-- DATA PROVIDED start --

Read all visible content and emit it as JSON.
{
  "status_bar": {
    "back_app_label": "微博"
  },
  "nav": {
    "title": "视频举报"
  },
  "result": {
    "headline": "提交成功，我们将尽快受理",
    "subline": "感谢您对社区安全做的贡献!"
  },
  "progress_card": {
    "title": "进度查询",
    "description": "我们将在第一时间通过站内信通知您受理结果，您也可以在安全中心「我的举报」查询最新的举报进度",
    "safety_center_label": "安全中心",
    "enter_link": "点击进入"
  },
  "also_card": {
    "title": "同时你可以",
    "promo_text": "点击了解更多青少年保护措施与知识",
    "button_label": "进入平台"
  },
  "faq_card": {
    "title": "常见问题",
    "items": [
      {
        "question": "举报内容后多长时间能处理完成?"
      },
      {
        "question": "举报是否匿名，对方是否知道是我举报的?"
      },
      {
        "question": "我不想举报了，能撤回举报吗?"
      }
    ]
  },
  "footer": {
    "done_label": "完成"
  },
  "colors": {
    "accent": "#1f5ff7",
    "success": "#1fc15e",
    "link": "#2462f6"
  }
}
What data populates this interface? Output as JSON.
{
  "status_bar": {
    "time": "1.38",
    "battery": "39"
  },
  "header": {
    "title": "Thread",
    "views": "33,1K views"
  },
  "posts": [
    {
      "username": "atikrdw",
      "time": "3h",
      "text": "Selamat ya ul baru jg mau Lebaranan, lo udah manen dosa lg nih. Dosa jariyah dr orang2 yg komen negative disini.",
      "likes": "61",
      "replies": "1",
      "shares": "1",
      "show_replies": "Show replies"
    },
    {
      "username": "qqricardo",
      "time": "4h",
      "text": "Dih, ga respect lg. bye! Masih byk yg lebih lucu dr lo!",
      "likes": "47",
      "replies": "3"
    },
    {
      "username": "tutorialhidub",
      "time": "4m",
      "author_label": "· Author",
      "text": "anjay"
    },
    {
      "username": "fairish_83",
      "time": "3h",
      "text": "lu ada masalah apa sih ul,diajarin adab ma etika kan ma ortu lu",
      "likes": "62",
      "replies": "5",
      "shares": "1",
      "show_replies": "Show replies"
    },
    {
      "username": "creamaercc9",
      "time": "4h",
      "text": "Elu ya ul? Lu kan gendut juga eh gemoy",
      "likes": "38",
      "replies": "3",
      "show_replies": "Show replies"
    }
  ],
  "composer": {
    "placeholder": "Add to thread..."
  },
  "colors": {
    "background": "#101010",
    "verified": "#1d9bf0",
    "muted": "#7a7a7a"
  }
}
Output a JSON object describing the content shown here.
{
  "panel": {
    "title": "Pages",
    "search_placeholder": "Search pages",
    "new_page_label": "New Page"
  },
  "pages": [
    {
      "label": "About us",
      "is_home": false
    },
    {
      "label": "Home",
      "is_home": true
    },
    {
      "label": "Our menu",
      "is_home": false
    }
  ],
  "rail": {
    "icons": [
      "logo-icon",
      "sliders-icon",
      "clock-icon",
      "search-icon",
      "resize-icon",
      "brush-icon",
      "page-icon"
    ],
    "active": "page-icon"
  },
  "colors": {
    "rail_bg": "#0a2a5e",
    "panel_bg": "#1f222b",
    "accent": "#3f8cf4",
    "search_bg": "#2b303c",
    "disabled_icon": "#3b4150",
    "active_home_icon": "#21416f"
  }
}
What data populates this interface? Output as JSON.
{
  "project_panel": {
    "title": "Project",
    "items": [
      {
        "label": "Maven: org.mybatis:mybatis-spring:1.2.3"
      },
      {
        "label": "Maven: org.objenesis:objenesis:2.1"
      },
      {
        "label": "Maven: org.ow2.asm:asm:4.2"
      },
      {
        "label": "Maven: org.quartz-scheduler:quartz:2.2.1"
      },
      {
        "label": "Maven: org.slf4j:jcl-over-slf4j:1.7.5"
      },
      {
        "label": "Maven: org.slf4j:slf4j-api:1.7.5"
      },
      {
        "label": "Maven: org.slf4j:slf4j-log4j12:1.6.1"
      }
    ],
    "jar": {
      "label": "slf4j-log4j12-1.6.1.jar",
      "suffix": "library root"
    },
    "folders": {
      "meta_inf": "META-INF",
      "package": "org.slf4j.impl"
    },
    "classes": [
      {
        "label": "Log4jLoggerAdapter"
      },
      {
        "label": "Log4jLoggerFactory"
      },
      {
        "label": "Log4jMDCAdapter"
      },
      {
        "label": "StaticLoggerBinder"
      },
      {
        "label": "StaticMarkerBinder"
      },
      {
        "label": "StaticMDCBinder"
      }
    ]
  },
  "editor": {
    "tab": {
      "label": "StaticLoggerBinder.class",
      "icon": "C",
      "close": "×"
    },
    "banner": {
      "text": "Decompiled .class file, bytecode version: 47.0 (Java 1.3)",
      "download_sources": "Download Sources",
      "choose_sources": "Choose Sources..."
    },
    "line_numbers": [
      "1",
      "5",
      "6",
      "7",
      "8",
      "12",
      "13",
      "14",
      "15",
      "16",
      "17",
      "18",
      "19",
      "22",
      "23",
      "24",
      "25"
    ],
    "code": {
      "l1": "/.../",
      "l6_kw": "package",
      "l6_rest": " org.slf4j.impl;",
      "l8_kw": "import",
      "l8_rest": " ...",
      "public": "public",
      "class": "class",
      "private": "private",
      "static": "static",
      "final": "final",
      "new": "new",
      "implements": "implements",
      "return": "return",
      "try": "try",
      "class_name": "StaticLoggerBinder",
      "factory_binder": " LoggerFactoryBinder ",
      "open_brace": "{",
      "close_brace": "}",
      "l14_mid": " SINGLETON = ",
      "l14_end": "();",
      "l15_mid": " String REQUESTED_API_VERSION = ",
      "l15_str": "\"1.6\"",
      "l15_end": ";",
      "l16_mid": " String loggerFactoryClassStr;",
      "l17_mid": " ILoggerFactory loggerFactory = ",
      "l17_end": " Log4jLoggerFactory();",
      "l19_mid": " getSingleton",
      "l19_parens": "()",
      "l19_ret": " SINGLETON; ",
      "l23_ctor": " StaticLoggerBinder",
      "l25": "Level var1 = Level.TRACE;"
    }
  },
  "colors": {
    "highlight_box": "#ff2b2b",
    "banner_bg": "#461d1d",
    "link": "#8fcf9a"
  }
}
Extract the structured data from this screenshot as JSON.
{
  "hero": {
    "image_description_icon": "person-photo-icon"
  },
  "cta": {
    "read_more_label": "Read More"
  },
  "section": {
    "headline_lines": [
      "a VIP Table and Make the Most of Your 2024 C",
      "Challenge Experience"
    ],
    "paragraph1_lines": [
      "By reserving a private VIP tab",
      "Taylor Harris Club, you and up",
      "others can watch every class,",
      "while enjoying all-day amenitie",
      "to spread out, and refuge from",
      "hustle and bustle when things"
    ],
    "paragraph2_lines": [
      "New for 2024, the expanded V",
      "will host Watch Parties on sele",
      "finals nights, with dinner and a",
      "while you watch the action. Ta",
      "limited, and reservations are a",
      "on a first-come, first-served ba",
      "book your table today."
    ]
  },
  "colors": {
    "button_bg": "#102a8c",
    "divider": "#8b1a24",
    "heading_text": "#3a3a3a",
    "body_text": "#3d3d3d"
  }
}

-- DATA PROVIDED end --

→ **BRIEF**
Reproduce all data above, unchanged.

→ **THE REPLY**
Read all visible content and emit it as JSON.
{
  "status_bar": {
    "back_app_label": "微博"
  },
  "nav": {
    "title": "视频举报"
  },
  "result": {
    "headline": "提交成功，我们将尽快受理",
    "subline": "感谢您对社区安全做的贡献!"
  },
  "progress_card": {
    "title": "进度查询",
    "description": "我们将在第一时间通过站内信通知您受理结果，您也可以在安全中心「我的举报」查询最新的举报进度",
    "safety_center_label": "安全中心",
    "enter_link": "点击进入"
  },
  "also_card": {
    "title": "同时你可以",
    "promo_text": "点击了解更多青少年保护措施与知识",
    "button_label": "进入平台"
  },
  "faq_card": {
    "title": "常见问题",
    "items": [
      {
        "question": "举报内容后多长时间能处理完成?"
      },
      {
        "question": "举报是否匿名，对方是否知道是我举报的?"
      },
      {
        "question": "我不想举报了，能撤回举报吗?"
      }
    ]
  },
  "footer": {
    "done_label": "完成"
  },
  "colors": {
    "accent": "#1f5ff7",
    "success": "#1fc15e",
    "link": "#2462f6"
  }
}
What data populates this interface? Output as JSON.
{
  "status_bar": {
    "time": "1.38",
    "battery": "39"
  },
  "header": {
    "title": "Thread",
    "views": "33,1K views"
  },
  "posts": [
    {
      "username": "atikrdw",
      "time": "3h",
      "text": "Selamat ya ul baru jg mau Lebaranan, lo udah manen dosa lg nih. Dosa jariyah dr orang2 yg komen negative disini.",
      "likes": "61",
      "replies": "1",
      "shares": "1",
      "show_replies": "Show replies"
    },
    {
      "username": "qqricardo",
      "time": "4h",
      "text": "Dih, ga respect lg. bye! Masih byk yg lebih lucu dr lo!",
      "likes": "47",
      "replies": "3"
    },
    {
      "username": "tutorialhidub",
      "time": "4m",
      "author_label": "· Author",
      "text": "anjay"
    },
    {
      "username": "fairish_83",
      "time": "3h",
      "text": "lu ada masalah apa sih ul,diajarin adab ma etika kan ma ortu lu",
      "likes": "62",
      "replies": "5",
      "shares": "1",
      "show_replies": "Show replies"
    },
    {
      "username": "creamaercc9",
      "time": "4h",
      "text": "Elu ya ul? Lu kan gendut juga eh gemoy",
      "likes": "38",
      "replies": "3",
      "show_replies": "Show replies"
    }
  ],
  "composer": {
    "placeholder": "Add to thread..."
  },
  "colors": {
    "background": "#101010",
    "verified": "#1d9bf0",
    "muted": "#7a7a7a"
  }
}
Output a JSON object describing the content shown here.
{
  "panel": {
    "title": "Pages",
    "search_placeholder": "Search pages",
    "new_page_label": "New Page"
  },
  "pages": [
    {
      "label": "About us",
      "is_home": false
    },
    {
      "label": "Home",
      "is_home": true
    },
    {
      "label": "Our menu",
      "is_home": false
    }
  ],
  "rail": {
    "icons": [
      "logo-icon",
      "sliders-icon",
      "clock-icon",
      "search-icon",
      "resize-icon",
      "brush-icon",
      "page-icon"
    ],
    "active": "page-icon"
  },
  "colors": {
    "rail_bg": "#0a2a5e",
    "panel_bg": "#1f222b",
    "accent": "#3f8cf4",
    "search_bg": "#2b303c",
    "disabled_icon": "#3b4150",
    "active_home_icon": "#21416f"
  }
}
What data populates this interface? Output as JSON.
{
  "project_panel": {
    "title": "Project",
    "items": [
      {
        "label": "Maven: org.mybatis:mybatis-spring:1.2.3"
      },
      {
        "label": "Maven: org.objenesis:objenesis:2.1"
      },
      {
        "label": "Maven: org.ow2.asm:asm:4.2"
      },
      {
        "label": "Maven: org.quartz-scheduler:quartz:2.2.1"
      },
      {
        "label": "Maven: org.slf4j:jcl-over-slf4j:1.7.5"
      },
      {
        "label": "Maven: org.slf4j:slf4j-api:1.7.5"
      },
      {
        "label": "Maven: org.slf4j:slf4j-log4j12:1.6.1"
      }
    ],
    "jar": {
      "label": "slf4j-log4j12-1.6.1.jar",
      "suffix": "library root"
    },
    "folders": {
      "meta_inf": "META-INF",
      "package": "org.slf4j.impl"
    },
    "classes": [
      {
        "label": "Log4jLoggerAdapter"
      },
      {
        "label": "Log4jLoggerFactory"
      },
      {
        "label": "Log4jMDCAdapter"
      },
      {
        "label": "StaticLoggerBinder"
      },
      {
        "label": "StaticMarkerBinder"
      },
      {
        "label": "StaticMDCBinder"
      }
    ]
  },
  "editor": {
    "tab": {
      "label": "StaticLoggerBinder.class",
      "icon": "C",
      "close": "×"
    },
    "banner": {
      "text": "Decompiled .class file, bytecode version: 47.0 (Java 1.3)",
      "download_sources": "Download Sources",
      "choose_sources": "Choose Sources..."
    },
    "line_numbers": [
      "1",
      "5",
      "6",
      "7",
      "8",
      "12",
      "13",
      "14",
      "15",
      "16",
      "17",
      "18",
      "19",
      "22",
      "23",
      "24",
      "25"
    ],
    "code": {
      "l1": "/.../",
      "l6_kw": "package",
      "l6_rest": " org.slf4j.impl;",
      "l8_kw": "import",
      "l8_rest": " ...",
      "public": "public",
      "class": "class",
      "private": "private",
      "static": "static",
      "final": "final",
      "new": "new",
      "implements": "implements",
      "return": "return",
      "try": "try",
      "class_name": "StaticLoggerBinder",
      "factory_binder": " LoggerFactoryBinder ",
      "open_brace": "{",
      "close_brace": "}",
      "l14_mid": " SINGLETON = ",
      "l14_end": "();",
      "l15_mid": " String REQUESTED_API_VERSION = ",
      "l15_str": "\"1.6\"",
      "l15_end": ";",
      "l16_mid": " String loggerFactoryClassStr;",
      "l17_mid": " ILoggerFactory loggerFactory = ",
      "l17_end": " Log4jLoggerFactory();",
      "l19_mid": " getSingleton",
      "l19_parens": "()",
      "l19_ret": " SINGLETON; ",
      "l23_ctor": " StaticLoggerBinder",
      "l25": "Level var1 = Level.TRACE;"
    }
  },
  "colors": {
    "highlight_box": "#ff2b2b",
    "banner_bg": "#461d1d",
    "link": "#8fcf9a"
  }
}
Extract the structured data from this screenshot as JSON.
{
  "hero": {
    "image_description_icon": "person-photo-icon"
  },
  "cta": {
    "read_more_label": "Read More"
  },
  "section": {
    "headline_lines": [
      "a VIP Table and Make the Most of Your 2024 C",
      "Challenge Experience"
    ],
    "paragraph1_lines": [
      "By reserving a private VIP tab",
      "Taylor Harris Club, you and up",
      "others can watch every class,",
      "while enjoying all-day amenitie",
      "to spread out, and refuge from",
      "hustle and bustle when things"
    ],
    "paragraph2_lines": [
      "New for 2024, the expanded V",
      "will host Watch Parties on sele",
      "finals nights, with dinner and a",
      "while you watch the action. Ta",
      "limited, and reservations are a",
      "on a first-come, first-served ba",
      "book your table today."
    ]
  },
  "colors": {
    "button_bg": "#102a8c",
    "divider": "#8b1a24",
    "heading_text": "#3a3a3a",
    "body_text": "#3d3d3d"
  }
}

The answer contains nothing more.